#### [Task prompt]
Retype the material word for word.

(Data items)
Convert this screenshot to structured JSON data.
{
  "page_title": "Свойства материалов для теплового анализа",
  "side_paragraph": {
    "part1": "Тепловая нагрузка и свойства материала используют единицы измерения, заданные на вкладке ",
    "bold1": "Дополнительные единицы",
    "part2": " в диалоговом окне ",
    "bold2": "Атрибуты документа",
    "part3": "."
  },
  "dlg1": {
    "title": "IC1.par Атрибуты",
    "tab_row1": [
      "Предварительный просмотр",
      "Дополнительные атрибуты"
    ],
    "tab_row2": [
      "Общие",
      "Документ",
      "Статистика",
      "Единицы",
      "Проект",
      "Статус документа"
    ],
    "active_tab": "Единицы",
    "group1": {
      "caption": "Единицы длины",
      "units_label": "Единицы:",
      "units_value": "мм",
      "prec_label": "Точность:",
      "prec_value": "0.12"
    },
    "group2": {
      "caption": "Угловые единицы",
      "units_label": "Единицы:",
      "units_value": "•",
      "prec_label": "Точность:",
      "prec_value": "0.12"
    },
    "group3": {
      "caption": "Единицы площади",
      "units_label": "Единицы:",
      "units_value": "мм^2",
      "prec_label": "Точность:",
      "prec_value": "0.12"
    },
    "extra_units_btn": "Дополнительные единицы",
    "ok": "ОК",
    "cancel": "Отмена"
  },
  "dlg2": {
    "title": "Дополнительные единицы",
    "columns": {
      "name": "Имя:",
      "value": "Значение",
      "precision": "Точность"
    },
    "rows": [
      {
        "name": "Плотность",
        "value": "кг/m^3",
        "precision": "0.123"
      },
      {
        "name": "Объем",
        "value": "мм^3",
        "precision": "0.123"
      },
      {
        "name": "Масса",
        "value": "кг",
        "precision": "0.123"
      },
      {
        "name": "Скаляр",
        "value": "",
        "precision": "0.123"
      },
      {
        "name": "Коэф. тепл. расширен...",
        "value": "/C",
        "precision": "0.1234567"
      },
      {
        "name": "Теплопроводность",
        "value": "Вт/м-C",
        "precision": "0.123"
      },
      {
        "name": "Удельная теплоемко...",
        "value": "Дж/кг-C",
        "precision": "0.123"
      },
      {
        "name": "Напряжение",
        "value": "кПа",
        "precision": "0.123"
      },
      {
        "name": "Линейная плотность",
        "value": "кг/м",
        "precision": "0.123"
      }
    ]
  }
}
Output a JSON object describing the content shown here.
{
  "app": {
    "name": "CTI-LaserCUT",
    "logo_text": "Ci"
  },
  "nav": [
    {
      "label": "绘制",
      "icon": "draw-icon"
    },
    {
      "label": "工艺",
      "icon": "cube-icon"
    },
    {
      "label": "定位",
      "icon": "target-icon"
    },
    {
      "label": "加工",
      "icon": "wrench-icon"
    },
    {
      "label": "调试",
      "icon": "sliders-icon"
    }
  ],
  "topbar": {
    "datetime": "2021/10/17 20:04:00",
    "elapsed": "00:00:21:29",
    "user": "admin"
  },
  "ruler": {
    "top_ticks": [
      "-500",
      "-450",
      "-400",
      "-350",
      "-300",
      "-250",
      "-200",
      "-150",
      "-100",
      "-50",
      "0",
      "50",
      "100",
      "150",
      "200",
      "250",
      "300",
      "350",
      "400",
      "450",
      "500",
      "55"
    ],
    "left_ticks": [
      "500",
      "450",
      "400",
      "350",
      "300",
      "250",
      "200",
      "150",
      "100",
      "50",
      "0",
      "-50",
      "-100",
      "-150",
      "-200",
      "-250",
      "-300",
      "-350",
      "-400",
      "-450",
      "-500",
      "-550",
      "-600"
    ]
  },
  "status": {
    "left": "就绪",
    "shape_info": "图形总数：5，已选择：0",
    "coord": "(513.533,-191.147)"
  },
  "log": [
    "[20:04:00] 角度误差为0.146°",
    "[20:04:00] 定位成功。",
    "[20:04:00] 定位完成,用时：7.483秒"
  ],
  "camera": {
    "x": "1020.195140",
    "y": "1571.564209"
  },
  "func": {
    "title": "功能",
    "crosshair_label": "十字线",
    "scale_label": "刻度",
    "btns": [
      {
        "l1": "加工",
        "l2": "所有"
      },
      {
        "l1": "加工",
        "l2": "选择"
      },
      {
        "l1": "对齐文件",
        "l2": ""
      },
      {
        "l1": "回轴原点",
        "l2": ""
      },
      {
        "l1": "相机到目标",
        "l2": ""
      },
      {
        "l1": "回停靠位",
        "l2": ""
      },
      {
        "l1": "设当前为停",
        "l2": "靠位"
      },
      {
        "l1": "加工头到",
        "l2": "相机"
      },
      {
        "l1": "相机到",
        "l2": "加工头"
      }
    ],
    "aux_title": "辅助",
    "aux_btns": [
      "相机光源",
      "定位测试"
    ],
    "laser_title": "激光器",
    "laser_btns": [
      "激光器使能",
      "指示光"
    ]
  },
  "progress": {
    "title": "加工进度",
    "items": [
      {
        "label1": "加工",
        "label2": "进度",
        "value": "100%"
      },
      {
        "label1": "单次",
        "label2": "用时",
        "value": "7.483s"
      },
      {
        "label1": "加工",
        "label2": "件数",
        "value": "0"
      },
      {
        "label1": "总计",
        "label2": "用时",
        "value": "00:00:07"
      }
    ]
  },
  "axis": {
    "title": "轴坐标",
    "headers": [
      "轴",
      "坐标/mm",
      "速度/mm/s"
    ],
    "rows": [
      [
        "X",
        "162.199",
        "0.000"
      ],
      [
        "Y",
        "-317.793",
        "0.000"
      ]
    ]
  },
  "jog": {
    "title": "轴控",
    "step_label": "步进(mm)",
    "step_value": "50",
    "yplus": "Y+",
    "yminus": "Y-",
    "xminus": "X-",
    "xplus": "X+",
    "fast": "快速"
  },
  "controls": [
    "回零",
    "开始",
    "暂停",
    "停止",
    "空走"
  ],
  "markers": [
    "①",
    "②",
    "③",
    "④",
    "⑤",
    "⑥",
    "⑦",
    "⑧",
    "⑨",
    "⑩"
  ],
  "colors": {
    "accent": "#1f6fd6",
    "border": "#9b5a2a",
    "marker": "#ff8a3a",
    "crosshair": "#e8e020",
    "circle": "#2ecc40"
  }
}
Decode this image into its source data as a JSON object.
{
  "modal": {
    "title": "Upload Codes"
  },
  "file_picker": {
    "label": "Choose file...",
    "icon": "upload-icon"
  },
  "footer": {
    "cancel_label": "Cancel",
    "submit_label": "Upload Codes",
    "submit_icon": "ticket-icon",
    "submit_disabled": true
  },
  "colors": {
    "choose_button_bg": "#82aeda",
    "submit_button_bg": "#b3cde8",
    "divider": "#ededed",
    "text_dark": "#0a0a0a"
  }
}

#### [Answer to this task]
Convert this screenshot to structured JSON data.
{
  "page_title": "Свойства материалов для теплового анализа",
  "side_paragraph": {
    "part1": "Тепловая нагрузка и свойства материала используют единицы измерения, заданные на вкладке ",
    "bold1": "Дополнительные единицы",
    "part2": " в диалоговом окне ",
    "bold2": "Атрибуты документа",
    "part3": "."
  },
  "dlg1": {
    "title": "IC1.par Атрибуты",
    "tab_row1": [
      "Предварительный просмотр",
      "Дополнительные атрибуты"
    ],
    "tab_row2": [
      "Общие",
      "Документ",
      "Статистика",
      "Единицы",
      "Проект",
      "Статус документа"
    ],
    "active_tab": "Единицы",
    "group1": {
      "caption": "Единицы длины",
      "units_label": "Единицы:",
      "units_value": "мм",
      "prec_label": "Точность:",
      "prec_value": "0.12"
    },
    "group2": {
      "caption": "Угловые единицы",
      "units_label": "Единицы:",
      "units_value": "•",
      "prec_label": "Точность:",
      "prec_value": "0.12"
    },
    "group3": {
      "caption": "Единицы площади",
      "units_label": "Единицы:",
      "units_value": "мм^2",
      "prec_label": "Точность:",
      "prec_value": "0.12"
    },
    "extra_units_btn": "Дополнительные единицы",
    "ok": "ОК",
    "cancel": "Отмена"
  },
  "dlg2": {
    "title": "Дополнительные единицы",
    "columns": {
      "name": "Имя:",
      "value": "Значение",
      "precision": "Точность"
    },
    "rows": [
      {
        "name": "Плотность",
        "value": "кг/m^3",
        "precision": "0.123"
      },
      {
        "name": "Объем",
        "value": "мм^3",
        "precision": "0.123"
      },
      {
        "name": "Масса",
        "value": "кг",
        "precision": "0.123"
      },
      {
        "name": "Скаляр",
        "value": "",
        "precision": "0.123"
      },
      {
        "name": "Коэф. тепл. расширен...",
        "value": "/C",
        "precision": "0.1234567"
      },
      {
        "name": "Теплопроводность",
        "value": "Вт/м-C",
        "precision": "0.123"
      },
      {
        "name": "Удельная теплоемко...",
        "value": "Дж/кг-C",
        "precision": "0.123"
      },
      {
        "name": "Напряжение",
        "value": "кПа",
        "precision": "0.123"
      },
      {
        "name": "Линейная плотность",
        "value": "кг/м",
        "precision": "0.123"
      }
    ]
  }
}
Output a JSON object describing the content shown here.
{
  "app": {
    "name": "CTI-LaserCUT",
    "logo_text": "Ci"
  },
  "nav": [
    {
      "label": "绘制",
      "icon": "draw-icon"
    },
    {
      "label": "工艺",
      "icon": "cube-icon"
    },
    {
      "label": "定位",
      "icon": "target-icon"
    },
    {
      "label": "加工",
      "icon": "wrench-icon"
    },
    {
      "label": "调试",
      "icon": "sliders-icon"
    }
  ],
  "topbar": {
    "datetime": "2021/10/17 20:04:00",
    "elapsed": "00:00:21:29",
    "user": "admin"
  },
  "ruler": {
    "top_ticks": [
      "-500",
      "-450",
      "-400",
      "-350",
      "-300",
      "-250",
      "-200",
      "-150",
      "-100",
      "-50",
      "0",
      "50",
      "100",
      "150",
      "200",
      "250",
      "300",
      "350",
      "400",
      "450",
      "500",
      "55"
    ],
    "left_ticks": [
      "500",
      "450",
      "400",
      "350",
      "300",
      "250",
      "200",
      "150",
      "100",
      "50",
      "0",
      "-50",
      "-100",
      "-150",
      "-200",
      "-250",
      "-300",
      "-350",
      "-400",
      "-450",
      "-500",
      "-550",
      "-600"
    ]
  },
  "status": {
    "left": "就绪",
    "shape_info": "图形总数：5，已选择：0",
    "coord": "(513.533,-191.147)"
  },
  "log": [
    "[20:04:00] 角度误差为0.146°",
    "[20:04:00] 定位成功。",
    "[20:04:00] 定位完成,用时：7.483秒"
  ],
  "camera": {
    "x": "1020.195140",
    "y": "1571.564209"
  },
  "func": {
    "title": "功能",
    "crosshair_label": "十字线",
    "scale_label": "刻度",
    "btns": [
      {
        "l1": "加工",
        "l2": "所有"
      },
      {
        "l1": "加工",
        "l2": "选择"
      },
      {
        "l1": "对齐文件",
        "l2": ""
      },
      {
        "l1": "回轴原点",
        "l2": ""
      },
      {
        "l1": "相机到目标",
        "l2": ""
      },
      {
        "l1": "回停靠位",
        "l2": ""
      },
      {
        "l1": "设当前为停",
        "l2": "靠位"
      },
      {
        "l1": "加工头到",
        "l2": "相机"
      },
      {
        "l1": "相机到",
        "l2": "加工头"
      }
    ],
    "aux_title": "辅助",
    "aux_btns": [
      "相机光源",
      "定位测试"
    ],
    "laser_title": "激光器",
    "laser_btns": [
      "激光器使能",
      "指示光"
    ]
  },
  "progress": {
    "title": "加工进度",
    "items": [
      {
        "label1": "加工",
        "label2": "进度",
        "value": "100%"
      },
      {
        "label1": "单次",
        "label2": "用时",
        "value": "7.483s"
      },
      {
        "label1": "加工",
        "label2": "件数",
        "value": "0"
      },
      {
        "label1": "总计",
        "label2": "用时",
        "value": "00:00:07"
      }
    ]
  },
  "axis": {
    "title": "轴坐标",
    "headers": [
      "轴",
      "坐标/mm",
      "速度/mm/s"
    ],
    "rows": [
      [
        "X",
        "162.199",
        "0.000"
      ],
      [
        "Y",
        "-317.793",
        "0.000"
      ]
    ]
  },
  "jog": {
    "title": "轴控",
    "step_label": "步进(mm)",
    "step_value": "50",
    "yplus": "Y+",
    "yminus": "Y-",
    "xminus": "X-",
    "xplus": "X+",
    "fast": "快速"
  },
  "controls": [
    "回零",
    "开始",
    "暂停",
    "停止",
    "空走"
  ],
  "markers": [
    "①",
    "②",
    "③",
    "④",
    "⑤",
    "⑥",
    "⑦",
    "⑧",
    "⑨",
    "⑩"
  ],
  "colors": {
    "accent": "#1f6fd6",
    "border": "#9b5a2a",
    "marker": "#ff8a3a",
    "crosshair": "#e8e020",
    "circle": "#2ecc40"
  }
}
Decode this image into its source data as a JSON object.
{
  "modal": {
    "title": "Upload Codes"
  },
  "file_picker": {
    "label": "Choose file...",
    "icon": "upload-icon"
  },
  "footer": {
    "cancel_label": "Cancel",
    "submit_label": "Upload Codes",
    "submit_icon": "ticket-icon",
    "submit_disabled": true
  },
  "colors": {
    "choose_button_bg": "#82aeda",
    "submit_button_bg": "#b3cde8",
    "divider": "#ededed",
    "text_dark": "#0a0a0a"
  }
}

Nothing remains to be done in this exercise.